▶ **Material provided**:

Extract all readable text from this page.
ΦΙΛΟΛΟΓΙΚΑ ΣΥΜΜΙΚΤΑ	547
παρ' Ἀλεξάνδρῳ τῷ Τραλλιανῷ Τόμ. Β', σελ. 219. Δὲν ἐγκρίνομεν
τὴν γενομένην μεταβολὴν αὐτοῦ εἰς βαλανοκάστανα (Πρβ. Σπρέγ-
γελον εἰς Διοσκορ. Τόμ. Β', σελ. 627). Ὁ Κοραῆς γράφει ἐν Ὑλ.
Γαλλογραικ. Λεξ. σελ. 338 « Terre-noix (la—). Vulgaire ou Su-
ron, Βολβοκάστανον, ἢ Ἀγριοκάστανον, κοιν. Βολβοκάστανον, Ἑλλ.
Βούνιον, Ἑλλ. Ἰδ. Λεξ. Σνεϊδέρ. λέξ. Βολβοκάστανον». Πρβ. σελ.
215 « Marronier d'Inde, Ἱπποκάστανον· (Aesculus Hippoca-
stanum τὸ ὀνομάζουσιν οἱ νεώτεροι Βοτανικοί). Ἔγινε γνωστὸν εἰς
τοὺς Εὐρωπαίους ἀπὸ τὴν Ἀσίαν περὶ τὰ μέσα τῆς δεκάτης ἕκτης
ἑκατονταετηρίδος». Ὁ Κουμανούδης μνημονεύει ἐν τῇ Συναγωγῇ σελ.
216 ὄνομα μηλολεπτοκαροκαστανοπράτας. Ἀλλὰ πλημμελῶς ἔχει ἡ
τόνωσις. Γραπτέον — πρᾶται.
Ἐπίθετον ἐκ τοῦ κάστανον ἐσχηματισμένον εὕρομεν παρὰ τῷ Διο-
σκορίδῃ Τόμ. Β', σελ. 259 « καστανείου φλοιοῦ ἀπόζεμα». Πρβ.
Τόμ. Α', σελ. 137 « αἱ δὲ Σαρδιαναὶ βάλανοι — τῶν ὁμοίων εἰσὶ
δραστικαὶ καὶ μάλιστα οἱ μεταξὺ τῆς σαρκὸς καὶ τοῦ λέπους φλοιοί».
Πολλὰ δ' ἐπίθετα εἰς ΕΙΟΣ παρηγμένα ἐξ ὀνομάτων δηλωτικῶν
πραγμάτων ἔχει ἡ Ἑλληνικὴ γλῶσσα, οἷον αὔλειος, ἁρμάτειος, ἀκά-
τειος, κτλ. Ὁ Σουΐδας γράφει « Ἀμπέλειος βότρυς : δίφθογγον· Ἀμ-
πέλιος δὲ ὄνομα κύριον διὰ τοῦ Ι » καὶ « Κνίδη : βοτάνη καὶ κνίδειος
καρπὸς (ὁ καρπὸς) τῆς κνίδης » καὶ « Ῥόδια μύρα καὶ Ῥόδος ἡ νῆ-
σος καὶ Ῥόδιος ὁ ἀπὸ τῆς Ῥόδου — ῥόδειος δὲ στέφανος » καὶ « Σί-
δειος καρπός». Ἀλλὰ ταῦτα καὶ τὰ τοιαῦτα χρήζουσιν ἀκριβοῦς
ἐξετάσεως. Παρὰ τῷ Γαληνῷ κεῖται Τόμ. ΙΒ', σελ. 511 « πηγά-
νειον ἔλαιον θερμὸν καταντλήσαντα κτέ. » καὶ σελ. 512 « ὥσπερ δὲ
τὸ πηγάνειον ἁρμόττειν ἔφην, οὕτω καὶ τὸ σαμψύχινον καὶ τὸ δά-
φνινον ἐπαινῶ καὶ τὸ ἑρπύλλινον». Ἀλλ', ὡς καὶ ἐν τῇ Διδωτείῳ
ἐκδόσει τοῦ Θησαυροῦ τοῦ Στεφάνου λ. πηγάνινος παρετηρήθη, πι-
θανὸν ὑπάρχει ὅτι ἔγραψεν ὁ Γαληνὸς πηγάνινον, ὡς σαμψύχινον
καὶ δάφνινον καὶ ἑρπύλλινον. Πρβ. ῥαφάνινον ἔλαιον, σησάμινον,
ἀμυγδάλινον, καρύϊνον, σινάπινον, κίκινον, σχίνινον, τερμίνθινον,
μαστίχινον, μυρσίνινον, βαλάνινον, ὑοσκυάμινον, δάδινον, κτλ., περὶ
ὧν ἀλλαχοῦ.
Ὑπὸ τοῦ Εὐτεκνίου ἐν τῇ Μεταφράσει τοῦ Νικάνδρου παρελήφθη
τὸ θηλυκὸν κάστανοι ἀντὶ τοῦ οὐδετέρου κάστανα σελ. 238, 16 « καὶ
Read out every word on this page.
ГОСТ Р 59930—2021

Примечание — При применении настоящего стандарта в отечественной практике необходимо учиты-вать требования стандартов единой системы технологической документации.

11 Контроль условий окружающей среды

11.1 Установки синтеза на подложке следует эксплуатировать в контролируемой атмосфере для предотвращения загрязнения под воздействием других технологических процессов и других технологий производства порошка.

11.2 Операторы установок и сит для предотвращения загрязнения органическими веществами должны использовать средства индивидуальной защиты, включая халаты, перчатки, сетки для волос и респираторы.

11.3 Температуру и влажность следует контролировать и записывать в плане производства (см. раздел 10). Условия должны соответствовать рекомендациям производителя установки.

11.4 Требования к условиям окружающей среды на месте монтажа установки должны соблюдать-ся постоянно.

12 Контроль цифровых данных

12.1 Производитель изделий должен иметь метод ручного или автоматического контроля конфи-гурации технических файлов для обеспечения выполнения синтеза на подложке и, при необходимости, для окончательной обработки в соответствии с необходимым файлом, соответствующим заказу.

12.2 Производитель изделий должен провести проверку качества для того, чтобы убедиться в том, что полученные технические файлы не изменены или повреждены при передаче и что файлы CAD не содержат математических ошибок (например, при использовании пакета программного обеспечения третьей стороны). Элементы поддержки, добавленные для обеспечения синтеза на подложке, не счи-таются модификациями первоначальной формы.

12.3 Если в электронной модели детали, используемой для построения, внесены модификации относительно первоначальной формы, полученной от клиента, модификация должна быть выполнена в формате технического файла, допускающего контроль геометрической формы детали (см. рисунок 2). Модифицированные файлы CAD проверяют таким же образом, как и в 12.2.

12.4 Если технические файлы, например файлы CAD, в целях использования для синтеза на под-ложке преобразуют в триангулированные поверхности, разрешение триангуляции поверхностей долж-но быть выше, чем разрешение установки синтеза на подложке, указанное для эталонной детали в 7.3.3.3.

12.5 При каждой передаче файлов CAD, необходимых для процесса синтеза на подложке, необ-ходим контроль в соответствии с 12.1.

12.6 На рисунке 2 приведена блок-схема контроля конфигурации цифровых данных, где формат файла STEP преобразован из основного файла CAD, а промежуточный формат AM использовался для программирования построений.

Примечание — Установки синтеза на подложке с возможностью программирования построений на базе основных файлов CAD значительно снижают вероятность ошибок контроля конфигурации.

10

▶ **Objective**:
Extract every record and return it verbatim.

▶ **Right answer**:
Extract all readable text from this page.
ΦΙΛΟΛΟΓΙΚΑ ΣΥΜΜΙΚΤΑ	547
παρ' Ἀλεξάνδρῳ τῷ Τραλλιανῷ Τόμ. Β', σελ. 219. Δὲν ἐγκρίνομεν
τὴν γενομένην μεταβολὴν αὐτοῦ εἰς βαλανοκάστανα (Πρβ. Σπρέγ-
γελον εἰς Διοσκορ. Τόμ. Β', σελ. 627). Ὁ Κοραῆς γράφει ἐν Ὑλ.
Γαλλογραικ. Λεξ. σελ. 338 « Terre-noix (la—). Vulgaire ou Su-
ron, Βολβοκάστανον, ἢ Ἀγριοκάστανον, κοιν. Βολβοκάστανον, Ἑλλ.
Βούνιον, Ἑλλ. Ἰδ. Λεξ. Σνεϊδέρ. λέξ. Βολβοκάστανον». Πρβ. σελ.
215 « Marronier d'Inde, Ἱπποκάστανον· (Aesculus Hippoca-
stanum τὸ ὀνομάζουσιν οἱ νεώτεροι Βοτανικοί). Ἔγινε γνωστὸν εἰς
τοὺς Εὐρωπαίους ἀπὸ τὴν Ἀσίαν περὶ τὰ μέσα τῆς δεκάτης ἕκτης
ἑκατονταετηρίδος». Ὁ Κουμανούδης μνημονεύει ἐν τῇ Συναγωγῇ σελ.
216 ὄνομα μηλολεπτοκαροκαστανοπράτας. Ἀλλὰ πλημμελῶς ἔχει ἡ
τόνωσις. Γραπτέον — πρᾶται.
Ἐπίθετον ἐκ τοῦ κάστανον ἐσχηματισμένον εὕρομεν παρὰ τῷ Διο-
σκορίδῃ Τόμ. Β', σελ. 259 « καστανείου φλοιοῦ ἀπόζεμα». Πρβ.
Τόμ. Α', σελ. 137 « αἱ δὲ Σαρδιαναὶ βάλανοι — τῶν ὁμοίων εἰσὶ
δραστικαὶ καὶ μάλιστα οἱ μεταξὺ τῆς σαρκὸς καὶ τοῦ λέπους φλοιοί».
Πολλὰ δ' ἐπίθετα εἰς ΕΙΟΣ παρηγμένα ἐξ ὀνομάτων δηλωτικῶν
πραγμάτων ἔχει ἡ Ἑλληνικὴ γλῶσσα, οἷον αὔλειος, ἁρμάτειος, ἀκά-
τειος, κτλ. Ὁ Σουΐδας γράφει « Ἀμπέλειος βότρυς : δίφθογγον· Ἀμ-
πέλιος δὲ ὄνομα κύριον διὰ τοῦ Ι » καὶ « Κνίδη : βοτάνη καὶ κνίδειος
καρπὸς (ὁ καρπὸς) τῆς κνίδης » καὶ « Ῥόδια μύρα καὶ Ῥόδος ἡ νῆ-
σος καὶ Ῥόδιος ὁ ἀπὸ τῆς Ῥόδου — ῥόδειος δὲ στέφανος » καὶ « Σί-
δειος καρπός». Ἀλλὰ ταῦτα καὶ τὰ τοιαῦτα χρήζουσιν ἀκριβοῦς
ἐξετάσεως. Παρὰ τῷ Γαληνῷ κεῖται Τόμ. ΙΒ', σελ. 511 « πηγά-
νειον ἔλαιον θερμὸν καταντλήσαντα κτέ. » καὶ σελ. 512 « ὥσπερ δὲ
τὸ πηγάνειον ἁρμόττειν ἔφην, οὕτω καὶ τὸ σαμψύχινον καὶ τὸ δά-
φνινον ἐπαινῶ καὶ τὸ ἑρπύλλινον». Ἀλλ', ὡς καὶ ἐν τῇ Διδωτείῳ
ἐκδόσει τοῦ Θησαυροῦ τοῦ Στεφάνου λ. πηγάνινος παρετηρήθη, πι-
θανὸν ὑπάρχει ὅτι ἔγραψεν ὁ Γαληνὸς πηγάνινον, ὡς σαμψύχινον
καὶ δάφνινον καὶ ἑρπύλλινον. Πρβ. ῥαφάνινον ἔλαιον, σησάμινον,
ἀμυγδάλινον, καρύϊνον, σινάπινον, κίκινον, σχίνινον, τερμίνθινον,
μαστίχινον, μυρσίνινον, βαλάνινον, ὑοσκυάμινον, δάδινον, κτλ., περὶ
ὧν ἀλλαχοῦ.
Ὑπὸ τοῦ Εὐτεκνίου ἐν τῇ Μεταφράσει τοῦ Νικάνδρου παρελήφθη
τὸ θηλυκὸν κάστανοι ἀντὶ τοῦ οὐδετέρου κάστανα σελ. 238, 16 « καὶ
Read out every word on this page.
ГОСТ Р 59930—2021

Примечание — При применении настоящего стандарта в отечественной практике необходимо учиты-вать требования стандартов единой системы технологической документации.

11 Контроль условий окружающей среды

11.1 Установки синтеза на подложке следует эксплуатировать в контролируемой атмосфере для предотвращения загрязнения под воздействием других технологических процессов и других технологий производства порошка.

11.2 Операторы установок и сит для предотвращения загрязнения органическими веществами должны использовать средства индивидуальной защиты, включая халаты, перчатки, сетки для волос и респираторы.

11.3 Температуру и влажность следует контролировать и записывать в плане производства (см. раздел 10). Условия должны соответствовать рекомендациям производителя установки.

11.4 Требования к условиям окружающей среды на месте монтажа установки должны соблюдать-ся постоянно.

12 Контроль цифровых данных

12.1 Производитель изделий должен иметь метод ручного или автоматического контроля конфи-гурации технических файлов для обеспечения выполнения синтеза на подложке и, при необходимости, для окончательной обработки в соответствии с необходимым файлом, соответствующим заказу.

12.2 Производитель изделий должен провести проверку качества для того, чтобы убедиться в том, что полученные технические файлы не изменены или повреждены при передаче и что файлы CAD не содержат математических ошибок (например, при использовании пакета программного обеспечения третьей стороны). Элементы поддержки, добавленные для обеспечения синтеза на подложке, не счи-таются модификациями первоначальной формы.

12.3 Если в электронной модели детали, используемой для построения, внесены модификации относительно первоначальной формы, полученной от клиента, модификация должна быть выполнена в формате технического файла, допускающего контроль геометрической формы детали (см. рисунок 2). Модифицированные файлы CAD проверяют таким же образом, как и в 12.2.

12.4 Если технические файлы, например файлы CAD, в целях использования для синтеза на под-ложке преобразуют в триангулированные поверхности, разрешение триангуляции поверхностей долж-но быть выше, чем разрешение установки синтеза на подложке, указанное для эталонной детали в 7.3.3.3.

12.5 При каждой передаче файлов CAD, необходимых для процесса синтеза на подложке, необ-ходим контроль в соответствии с 12.1.

12.6 На рисунке 2 приведена блок-схема контроля конфигурации цифровых данных, где формат файла STEP преобразован из основного файла CAD, а промежуточный формат AM использовался для программирования построений.

Примечание — Установки синтеза на подложке с возможностью программирования построений на базе основных файлов CAD значительно снижают вероятность ошибок контроля конфигурации.

10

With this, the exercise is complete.